Task to carry out: Quote all of the data exactly as given. Skip every picture it contains.

Entries with figure data:
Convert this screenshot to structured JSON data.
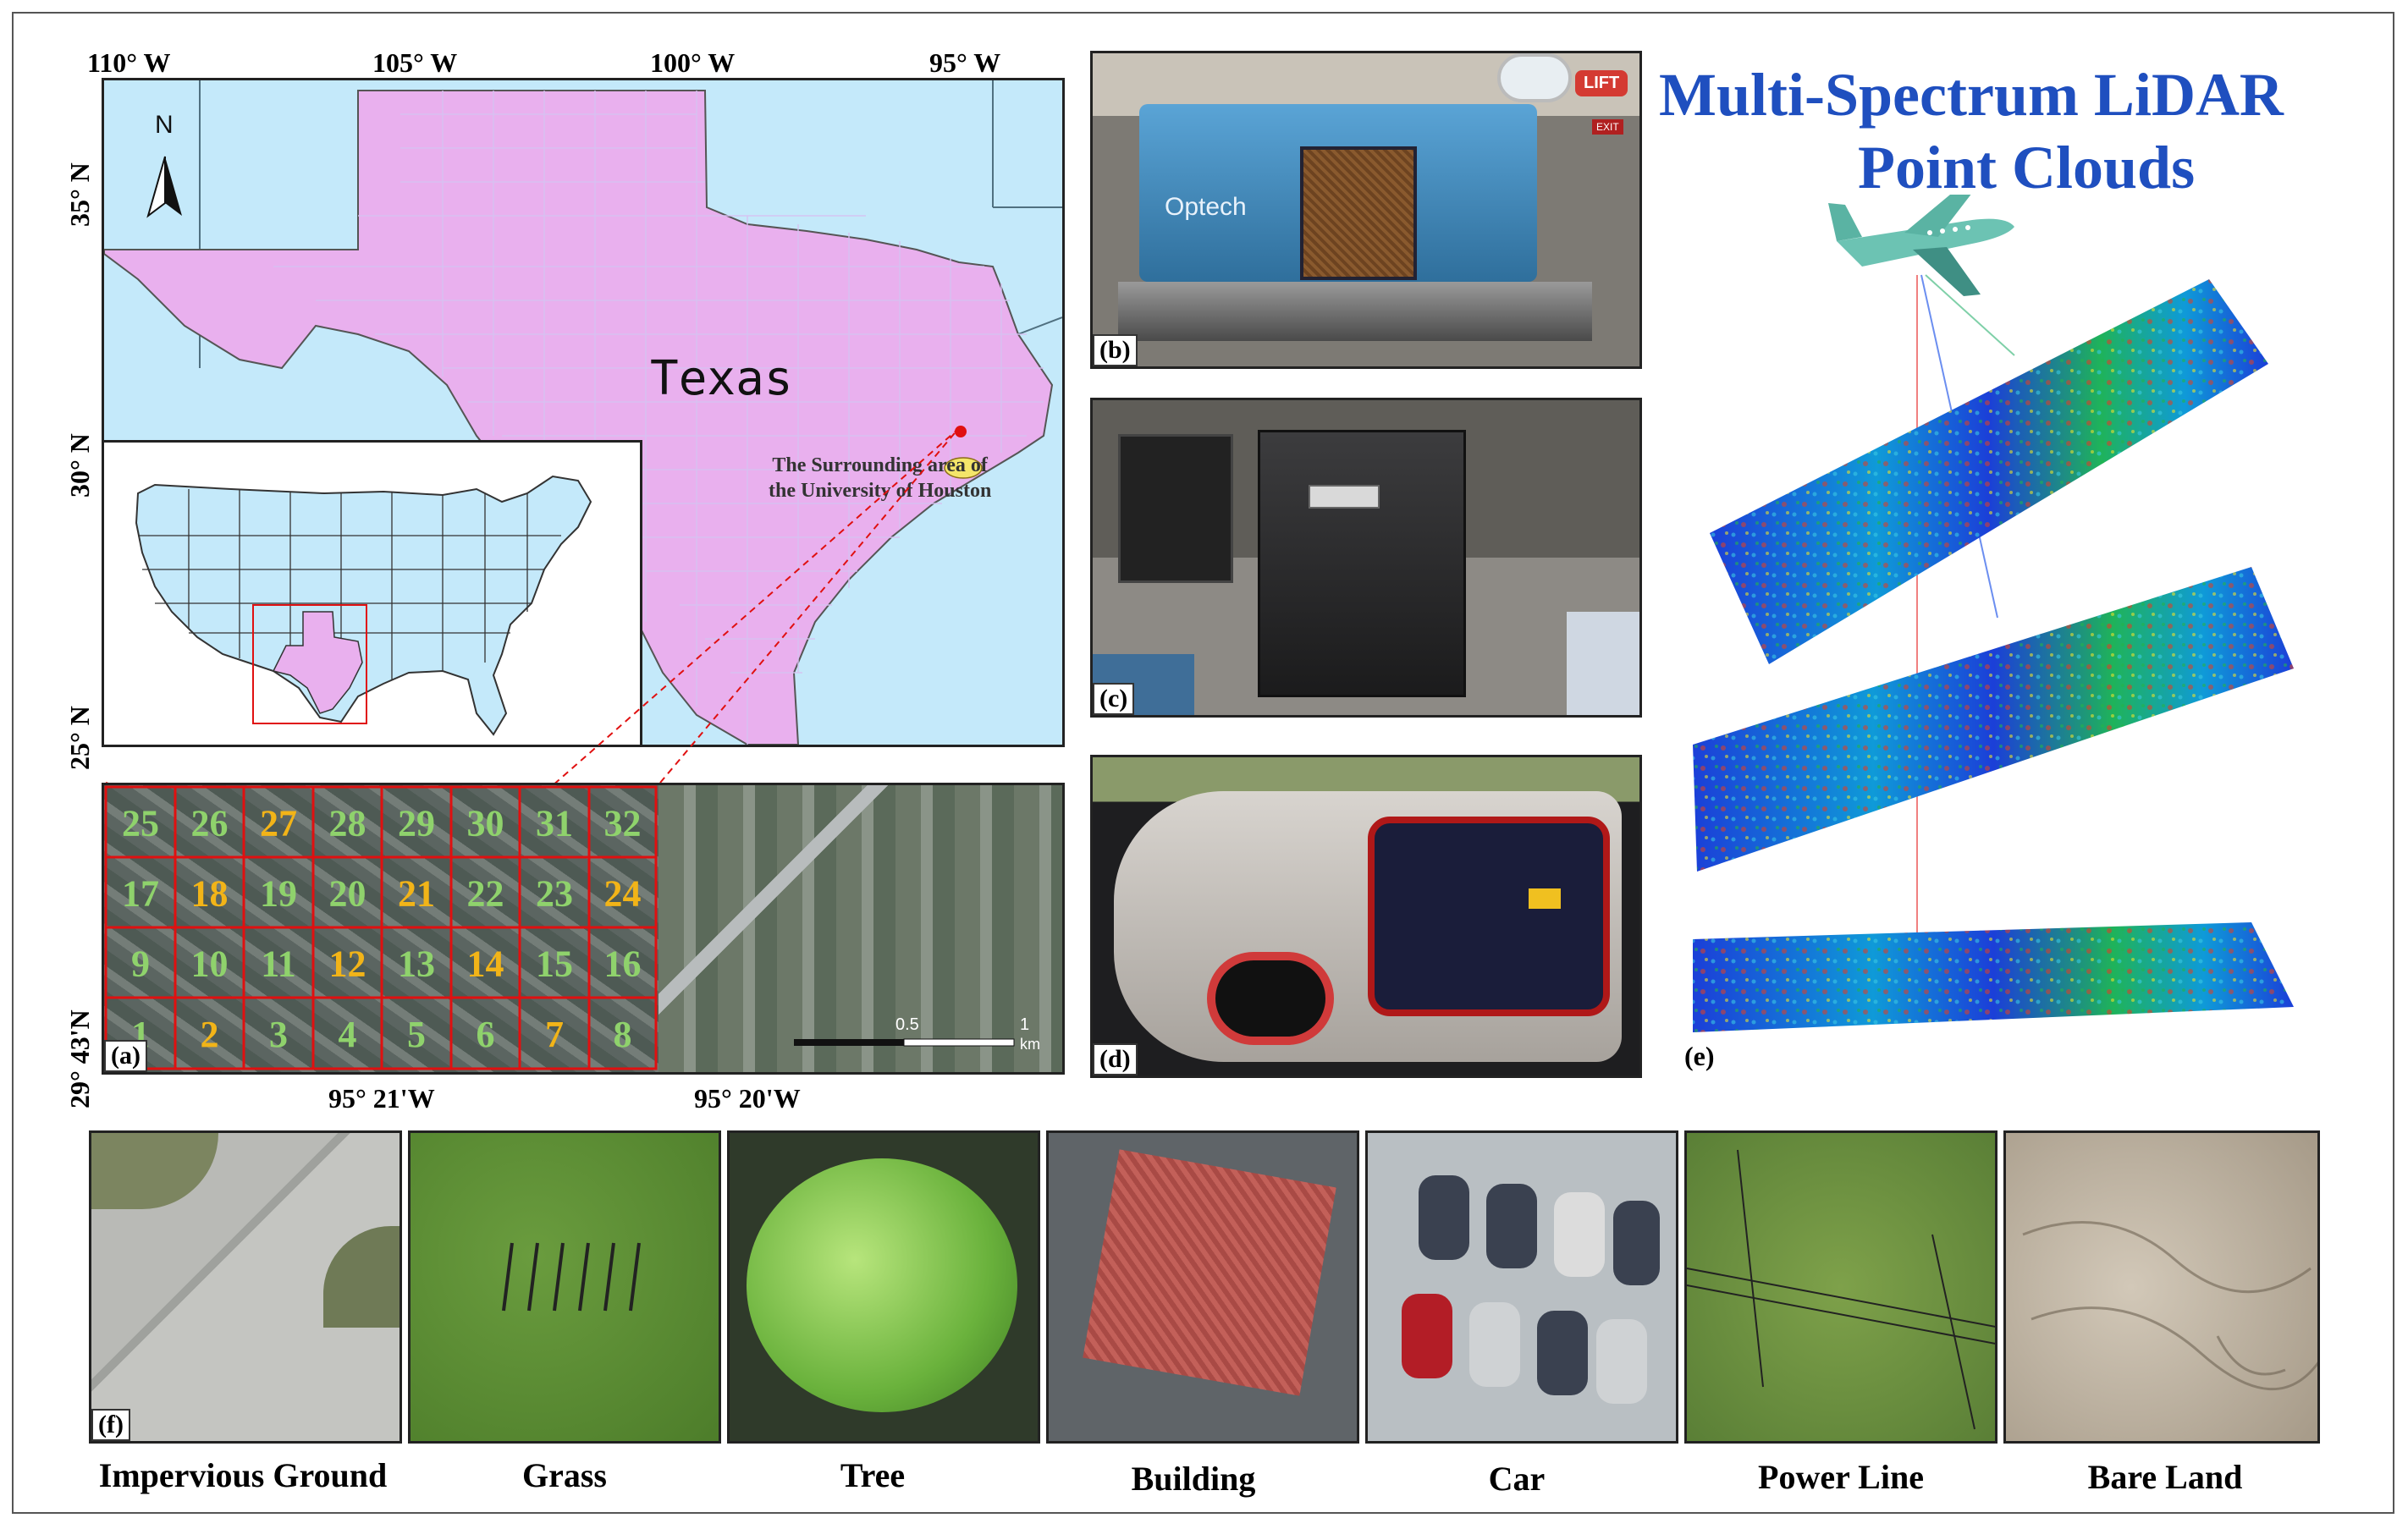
{
  "map": {
    "lon_labels": [
      "110° W",
      "105° W",
      "100° W",
      "95° W"
    ],
    "lat_labels": [
      "35° N",
      "30° N",
      "25° N"
    ],
    "north_label": "N",
    "state_label": "Texas",
    "study_area_label_line1": "The Surrounding area of",
    "study_area_label_line2": "the University of Houston"
  },
  "aerial": {
    "label": "(a)",
    "lat_label": "29° 43'N",
    "lon_label_1": "95° 21'W",
    "lon_label_2": "95° 20'W",
    "scale_mid": "0.5",
    "scale_end": "1",
    "scale_unit": "km",
    "grid_rows": [
      [
        "25",
        "26",
        "27",
        "28",
        "29",
        "30",
        "31",
        "32"
      ],
      [
        "17",
        "18",
        "19",
        "20",
        "21",
        "22",
        "23",
        "24"
      ],
      [
        "9",
        "10",
        "11",
        "12",
        "13",
        "14",
        "15",
        "16"
      ],
      [
        "1",
        "2",
        "3",
        "4",
        "5",
        "6",
        "7",
        "8"
      ]
    ],
    "highlighted_tiles": [
      "27",
      "18",
      "21",
      "24",
      "12",
      "14",
      "2",
      "7"
    ],
    "colors": {
      "highlight": "#f2b418",
      "normal": "#8fd26c",
      "grid": "#e01010"
    }
  },
  "photos": {
    "b_label": "(b)",
    "c_label": "(c)",
    "d_label": "(d)",
    "sensor_brand": "Optech",
    "lift_sign": "LIFT",
    "exit_sign": "EXIT"
  },
  "lidar": {
    "title_line1": "Multi-Spectrum LiDAR",
    "title_line2": "Point Clouds",
    "label": "(e)"
  },
  "classes": {
    "label": "(f)",
    "items": [
      "Impervious Ground",
      "Grass",
      "Tree",
      "Building",
      "Car",
      "Power Line",
      "Bare Land"
    ]
  }
}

Worked answer:
Convert this screenshot to structured JSON data.
{
  "map": {
    "lon_labels": [
      "110° W",
      "105° W",
      "100° W",
      "95° W"
    ],
    "lat_labels": [
      "35° N",
      "30° N",
      "25° N"
    ],
    "north_label": "N",
    "state_label": "Texas",
    "study_area_label_line1": "The Surrounding area of",
    "study_area_label_line2": "the University of Houston"
  },
  "aerial": {
    "label": "(a)",
    "lat_label": "29° 43'N",
    "lon_label_1": "95° 21'W",
    "lon_label_2": "95° 20'W",
    "scale_mid": "0.5",
    "scale_end": "1",
    "scale_unit": "km",
    "grid_rows": [
      [
        "25",
        "26",
        "27",
        "28",
        "29",
        "30",
        "31",
        "32"
      ],
      [
        "17",
        "18",
        "19",
        "20",
        "21",
        "22",
        "23",
        "24"
      ],
      [
        "9",
        "10",
        "11",
        "12",
        "13",
        "14",
        "15",
        "16"
      ],
      [
        "1",
        "2",
        "3",
        "4",
        "5",
        "6",
        "7",
        "8"
      ]
    ],
    "highlighted_tiles": [
      "27",
      "18",
      "21",
      "24",
      "12",
      "14",
      "2",
      "7"
    ],
    "colors": {
      "highlight": "#f2b418",
      "normal": "#8fd26c",
      "grid": "#e01010"
    }
  },
  "photos": {
    "b_label": "(b)",
    "c_label": "(c)",
    "d_label": "(d)",
    "sensor_brand": "Optech",
    "lift_sign": "LIFT",
    "exit_sign": "EXIT"
  },
  "lidar": {
    "title_line1": "Multi-Spectrum LiDAR",
    "title_line2": "Point Clouds",
    "label": "(e)"
  },
  "classes": {
    "label": "(f)",
    "items": [
      "Impervious Ground",
      "Grass",
      "Tree",
      "Building",
      "Car",
      "Power Line",
      "Bare Land"
    ]
  }
}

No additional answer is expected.